▸ TO DO
Below is some material; transcribe all of it exactly.

========================================

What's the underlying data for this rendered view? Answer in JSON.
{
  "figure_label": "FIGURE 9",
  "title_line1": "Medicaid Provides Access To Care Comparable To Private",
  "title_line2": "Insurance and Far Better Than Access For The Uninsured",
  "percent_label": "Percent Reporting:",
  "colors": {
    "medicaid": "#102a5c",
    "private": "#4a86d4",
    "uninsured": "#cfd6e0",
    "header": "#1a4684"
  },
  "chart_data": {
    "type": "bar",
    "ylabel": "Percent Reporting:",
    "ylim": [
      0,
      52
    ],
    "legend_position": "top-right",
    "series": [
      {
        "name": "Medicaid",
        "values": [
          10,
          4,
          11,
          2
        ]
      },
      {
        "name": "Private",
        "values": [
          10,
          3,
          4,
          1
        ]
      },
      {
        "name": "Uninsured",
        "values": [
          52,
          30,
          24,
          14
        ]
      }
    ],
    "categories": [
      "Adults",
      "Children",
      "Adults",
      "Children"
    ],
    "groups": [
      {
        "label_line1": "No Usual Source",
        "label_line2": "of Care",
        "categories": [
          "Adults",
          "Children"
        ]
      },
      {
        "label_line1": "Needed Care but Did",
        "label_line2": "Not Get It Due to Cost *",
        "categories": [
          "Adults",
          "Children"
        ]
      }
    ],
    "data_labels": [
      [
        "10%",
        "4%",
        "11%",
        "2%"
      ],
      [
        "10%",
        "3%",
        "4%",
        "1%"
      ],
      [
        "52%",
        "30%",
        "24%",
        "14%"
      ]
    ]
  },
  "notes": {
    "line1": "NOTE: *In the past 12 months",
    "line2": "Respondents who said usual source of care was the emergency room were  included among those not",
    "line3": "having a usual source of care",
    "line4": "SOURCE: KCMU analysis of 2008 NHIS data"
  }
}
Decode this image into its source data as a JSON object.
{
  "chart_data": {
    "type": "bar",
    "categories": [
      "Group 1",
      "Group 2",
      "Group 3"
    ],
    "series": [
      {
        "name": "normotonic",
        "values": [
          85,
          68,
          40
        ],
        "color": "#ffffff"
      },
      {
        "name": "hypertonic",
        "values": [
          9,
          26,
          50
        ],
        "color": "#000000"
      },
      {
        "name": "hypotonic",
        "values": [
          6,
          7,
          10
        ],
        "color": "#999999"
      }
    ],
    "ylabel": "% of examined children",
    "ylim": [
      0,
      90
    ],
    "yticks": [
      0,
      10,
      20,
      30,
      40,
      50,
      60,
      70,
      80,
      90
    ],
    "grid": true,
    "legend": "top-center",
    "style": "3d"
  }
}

========================================

▸ ANSWER FOR THIS EXERCISE
What's the underlying data for this rendered view? Answer in JSON.
{
  "figure_label": "FIGURE 9",
  "title_line1": "Medicaid Provides Access To Care Comparable To Private",
  "title_line2": "Insurance and Far Better Than Access For The Uninsured",
  "percent_label": "Percent Reporting:",
  "colors": {
    "medicaid": "#102a5c",
    "private": "#4a86d4",
    "uninsured": "#cfd6e0",
    "header": "#1a4684"
  },
  "chart_data": {
    "type": "bar",
    "ylabel": "Percent Reporting:",
    "ylim": [
      0,
      52
    ],
    "legend_position": "top-right",
    "series": [
      {
        "name": "Medicaid",
        "values": [
          10,
          4,
          11,
          2
        ]
      },
      {
        "name": "Private",
        "values": [
          10,
          3,
          4,
          1
        ]
      },
      {
        "name": "Uninsured",
        "values": [
          52,
          30,
          24,
          14
        ]
      }
    ],
    "categories": [
      "Adults",
      "Children",
      "Adults",
      "Children"
    ],
    "groups": [
      {
        "label_line1": "No Usual Source",
        "label_line2": "of Care",
        "categories": [
          "Adults",
          "Children"
        ]
      },
      {
        "label_line1": "Needed Care but Did",
        "label_line2": "Not Get It Due to Cost *",
        "categories": [
          "Adults",
          "Children"
        ]
      }
    ],
    "data_labels": [
      [
        "10%",
        "4%",
        "11%",
        "2%"
      ],
      [
        "10%",
        "3%",
        "4%",
        "1%"
      ],
      [
        "52%",
        "30%",
        "24%",
        "14%"
      ]
    ]
  },
  "notes": {
    "line1": "NOTE: *In the past 12 months",
    "line2": "Respondents who said usual source of care was the emergency room were  included among those not",
    "line3": "having a usual source of care",
    "line4": "SOURCE: KCMU analysis of 2008 NHIS data"
  }
}
Decode this image into its source data as a JSON object.
{
  "chart_data": {
    "type": "bar",
    "categories": [
      "Group 1",
      "Group 2",
      "Group 3"
    ],
    "series": [
      {
        "name": "normotonic",
        "values": [
          85,
          68,
          40
        ],
        "color": "#ffffff"
      },
      {
        "name": "hypertonic",
        "values": [
          9,
          26,
          50
        ],
        "color": "#000000"
      },
      {
        "name": "hypotonic",
        "values": [
          6,
          7,
          10
        ],
        "color": "#999999"
      }
    ],
    "ylabel": "% of examined children",
    "ylim": [
      0,
      90
    ],
    "yticks": [
      0,
      10,
      20,
      30,
      40,
      50,
      60,
      70,
      80,
      90
    ],
    "grid": true,
    "legend": "top-center",
    "style": "3d"
  }
}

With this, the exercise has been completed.